Dataset excerpts.
——

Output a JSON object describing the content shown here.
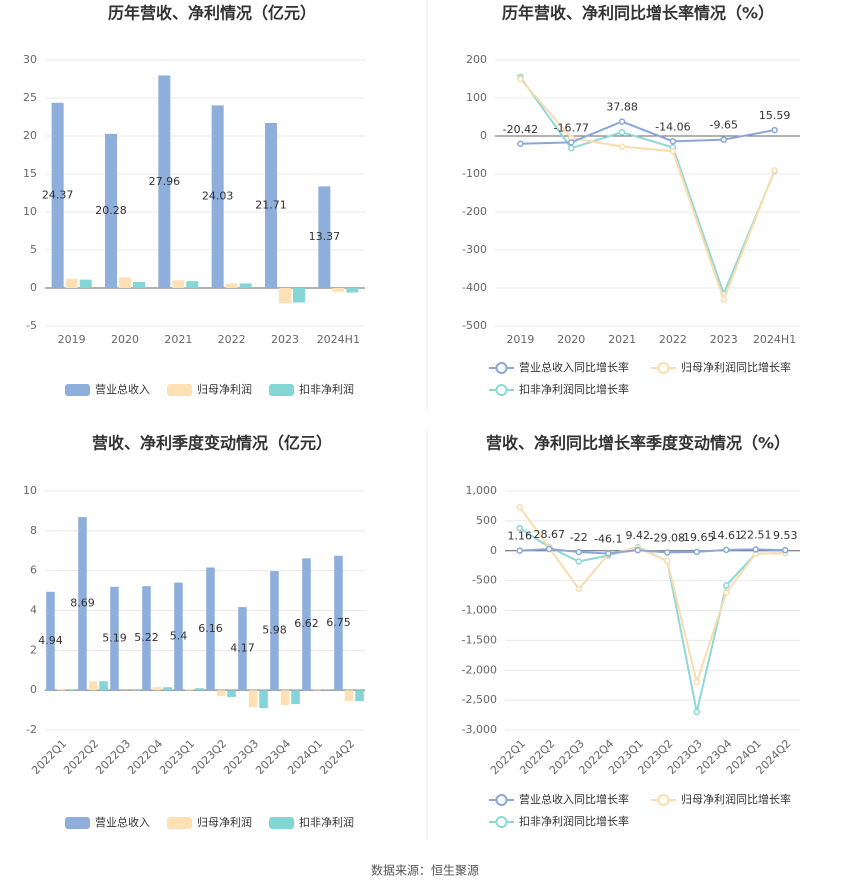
{
  "chart_data": [
    {
      "type": "bar",
      "title": "历年营收、净利情况（亿元）",
      "categories": [
        "2019",
        "2020",
        "2021",
        "2022",
        "2023",
        "2024H1"
      ],
      "series": [
        {
          "name": "营业总收入",
          "color": "#8eaedc",
          "labels": true,
          "values": [
            24.37,
            20.28,
            27.96,
            24.03,
            21.71,
            13.37
          ]
        },
        {
          "name": "归母净利润",
          "color": "#fde1b4",
          "values": [
            1.2,
            1.4,
            1.0,
            0.6,
            -2.0,
            -0.5
          ]
        },
        {
          "name": "扣非净利润",
          "color": "#84d5d5",
          "values": [
            1.1,
            0.8,
            0.9,
            0.6,
            -1.9,
            -0.6
          ]
        }
      ],
      "ylim": [
        -5,
        30
      ],
      "yticks": [
        -5,
        0,
        5,
        10,
        15,
        20,
        25,
        30
      ],
      "grid": true
    },
    {
      "type": "line",
      "title": "历年营收、净利同比增长率情况（%）",
      "categories": [
        "2019",
        "2020",
        "2021",
        "2022",
        "2023",
        "2024H1"
      ],
      "series": [
        {
          "name": "营业总收入同比增长率",
          "color": "#8aa7d8",
          "labels": true,
          "values": [
            -20.42,
            -16.77,
            37.88,
            -14.06,
            -9.65,
            15.59
          ]
        },
        {
          "name": "归母净利润同比增长率",
          "color": "#fbdcae",
          "values": [
            150,
            -5,
            -28,
            -40,
            -430,
            -90
          ]
        },
        {
          "name": "扣非净利润同比增长率",
          "color": "#8dd8d8",
          "values": [
            155,
            -32,
            10,
            -30,
            -415,
            -92
          ]
        }
      ],
      "ylim": [
        -500,
        200
      ],
      "yticks": [
        -500,
        -400,
        -300,
        -200,
        -100,
        0,
        100,
        200
      ],
      "grid": true
    },
    {
      "type": "bar",
      "title": "营收、净利季度变动情况（亿元）",
      "categories": [
        "2022Q1",
        "2022Q2",
        "2022Q3",
        "2022Q4",
        "2023Q1",
        "2023Q2",
        "2023Q3",
        "2023Q4",
        "2024Q1",
        "2024Q2"
      ],
      "series": [
        {
          "name": "营业总收入",
          "color": "#8eaedc",
          "labels": true,
          "values": [
            4.94,
            8.69,
            5.19,
            5.22,
            5.4,
            6.16,
            4.17,
            5.98,
            6.62,
            6.75
          ]
        },
        {
          "name": "归母净利润",
          "color": "#fde1b4",
          "values": [
            0.05,
            0.45,
            0.01,
            0.15,
            0.05,
            -0.3,
            -0.85,
            -0.75,
            0.02,
            -0.55
          ]
        },
        {
          "name": "扣非净利润",
          "color": "#84d5d5",
          "values": [
            0.05,
            0.45,
            -0.02,
            0.15,
            0.1,
            -0.35,
            -0.9,
            -0.7,
            0.01,
            -0.55
          ]
        }
      ],
      "ylim": [
        -2,
        10
      ],
      "yticks": [
        -2,
        0,
        2,
        4,
        6,
        8,
        10
      ],
      "grid": true
    },
    {
      "type": "line",
      "title": "营收、净利同比增长率季度变动情况（%）",
      "categories": [
        "2022Q1",
        "2022Q2",
        "2022Q3",
        "2022Q4",
        "2023Q1",
        "2023Q2",
        "2023Q3",
        "2023Q4",
        "2024Q1",
        "2024Q2"
      ],
      "series": [
        {
          "name": "营业总收入同比增长率",
          "color": "#8aa7d8",
          "labels": true,
          "values": [
            1.16,
            28.67,
            -22.0,
            -46.1,
            9.42,
            -29.08,
            -19.65,
            14.61,
            22.51,
            9.53
          ]
        },
        {
          "name": "归母净利润同比增长率",
          "color": "#fbdcae",
          "values": [
            730,
            50,
            -640,
            -60,
            50,
            -170,
            -2200,
            -700,
            -50,
            -40
          ]
        },
        {
          "name": "扣非净利润同比增长率",
          "color": "#8dd8d8",
          "values": [
            380,
            60,
            -180,
            -80,
            60,
            -170,
            -2700,
            -580,
            -50,
            -40
          ]
        }
      ],
      "ylim": [
        -3000,
        1000
      ],
      "yticks": [
        {
          "value": -3000,
          "label": "-3,000"
        },
        {
          "value": -2500,
          "label": "-2,500"
        },
        {
          "value": -2000,
          "label": "-2,000"
        },
        {
          "value": -1500,
          "label": "-1,500"
        },
        {
          "value": -1000,
          "label": "-1,000"
        },
        -500,
        0,
        500,
        {
          "value": 1000,
          "label": "1,000"
        }
      ],
      "grid": true
    }
  ],
  "source": "数据来源：恒生聚源"
}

——

What you are asked to do.
Using the data above, print every line exactly, omitting pictures.

Solution for this problem.
Output a JSON object describing the content shown here.
{
  "chart_data": [
    {
      "type": "bar",
      "title": "历年营收、净利情况（亿元）",
      "categories": [
        "2019",
        "2020",
        "2021",
        "2022",
        "2023",
        "2024H1"
      ],
      "series": [
        {
          "name": "营业总收入",
          "color": "#8eaedc",
          "labels": true,
          "values": [
            24.37,
            20.28,
            27.96,
            24.03,
            21.71,
            13.37
          ]
        },
        {
          "name": "归母净利润",
          "color": "#fde1b4",
          "values": [
            1.2,
            1.4,
            1.0,
            0.6,
            -2.0,
            -0.5
          ]
        },
        {
          "name": "扣非净利润",
          "color": "#84d5d5",
          "values": [
            1.1,
            0.8,
            0.9,
            0.6,
            -1.9,
            -0.6
          ]
        }
      ],
      "ylim": [
        -5,
        30
      ],
      "yticks": [
        -5,
        0,
        5,
        10,
        15,
        20,
        25,
        30
      ],
      "grid": true
    },
    {
      "type": "line",
      "title": "历年营收、净利同比增长率情况（%）",
      "categories": [
        "2019",
        "2020",
        "2021",
        "2022",
        "2023",
        "2024H1"
      ],
      "series": [
        {
          "name": "营业总收入同比增长率",
          "color": "#8aa7d8",
          "labels": true,
          "values": [
            -20.42,
            -16.77,
            37.88,
            -14.06,
            -9.65,
            15.59
          ]
        },
        {
          "name": "归母净利润同比增长率",
          "color": "#fbdcae",
          "values": [
            150,
            -5,
            -28,
            -40,
            -430,
            -90
          ]
        },
        {
          "name": "扣非净利润同比增长率",
          "color": "#8dd8d8",
          "values": [
            155,
            -32,
            10,
            -30,
            -415,
            -92
          ]
        }
      ],
      "ylim": [
        -500,
        200
      ],
      "yticks": [
        -500,
        -400,
        -300,
        -200,
        -100,
        0,
        100,
        200
      ],
      "grid": true
    },
    {
      "type": "bar",
      "title": "营收、净利季度变动情况（亿元）",
      "categories": [
        "2022Q1",
        "2022Q2",
        "2022Q3",
        "2022Q4",
        "2023Q1",
        "2023Q2",
        "2023Q3",
        "2023Q4",
        "2024Q1",
        "2024Q2"
      ],
      "series": [
        {
          "name": "营业总收入",
          "color": "#8eaedc",
          "labels": true,
          "values": [
            4.94,
            8.69,
            5.19,
            5.22,
            5.4,
            6.16,
            4.17,
            5.98,
            6.62,
            6.75
          ]
        },
        {
          "name": "归母净利润",
          "color": "#fde1b4",
          "values": [
            0.05,
            0.45,
            0.01,
            0.15,
            0.05,
            -0.3,
            -0.85,
            -0.75,
            0.02,
            -0.55
          ]
        },
        {
          "name": "扣非净利润",
          "color": "#84d5d5",
          "values": [
            0.05,
            0.45,
            -0.02,
            0.15,
            0.1,
            -0.35,
            -0.9,
            -0.7,
            0.01,
            -0.55
          ]
        }
      ],
      "ylim": [
        -2,
        10
      ],
      "yticks": [
        -2,
        0,
        2,
        4,
        6,
        8,
        10
      ],
      "grid": true
    },
    {
      "type": "line",
      "title": "营收、净利同比增长率季度变动情况（%）",
      "categories": [
        "2022Q1",
        "2022Q2",
        "2022Q3",
        "2022Q4",
        "2023Q1",
        "2023Q2",
        "2023Q3",
        "2023Q4",
        "2024Q1",
        "2024Q2"
      ],
      "series": [
        {
          "name": "营业总收入同比增长率",
          "color": "#8aa7d8",
          "labels": true,
          "values": [
            1.16,
            28.67,
            -22.0,
            -46.1,
            9.42,
            -29.08,
            -19.65,
            14.61,
            22.51,
            9.53
          ]
        },
        {
          "name": "归母净利润同比增长率",
          "color": "#fbdcae",
          "values": [
            730,
            50,
            -640,
            -60,
            50,
            -170,
            -2200,
            -700,
            -50,
            -40
          ]
        },
        {
          "name": "扣非净利润同比增长率",
          "color": "#8dd8d8",
          "values": [
            380,
            60,
            -180,
            -80,
            60,
            -170,
            -2700,
            -580,
            -50,
            -40
          ]
        }
      ],
      "ylim": [
        -3000,
        1000
      ],
      "yticks": [
        {
          "value": -3000,
          "label": "-3,000"
        },
        {
          "value": -2500,
          "label": "-2,500"
        },
        {
          "value": -2000,
          "label": "-2,000"
        },
        {
          "value": -1500,
          "label": "-1,500"
        },
        {
          "value": -1000,
          "label": "-1,000"
        },
        -500,
        0,
        500,
        {
          "value": 1000,
          "label": "1,000"
        }
      ],
      "grid": true
    }
  ],
  "source": "数据来源：恒生聚源"
}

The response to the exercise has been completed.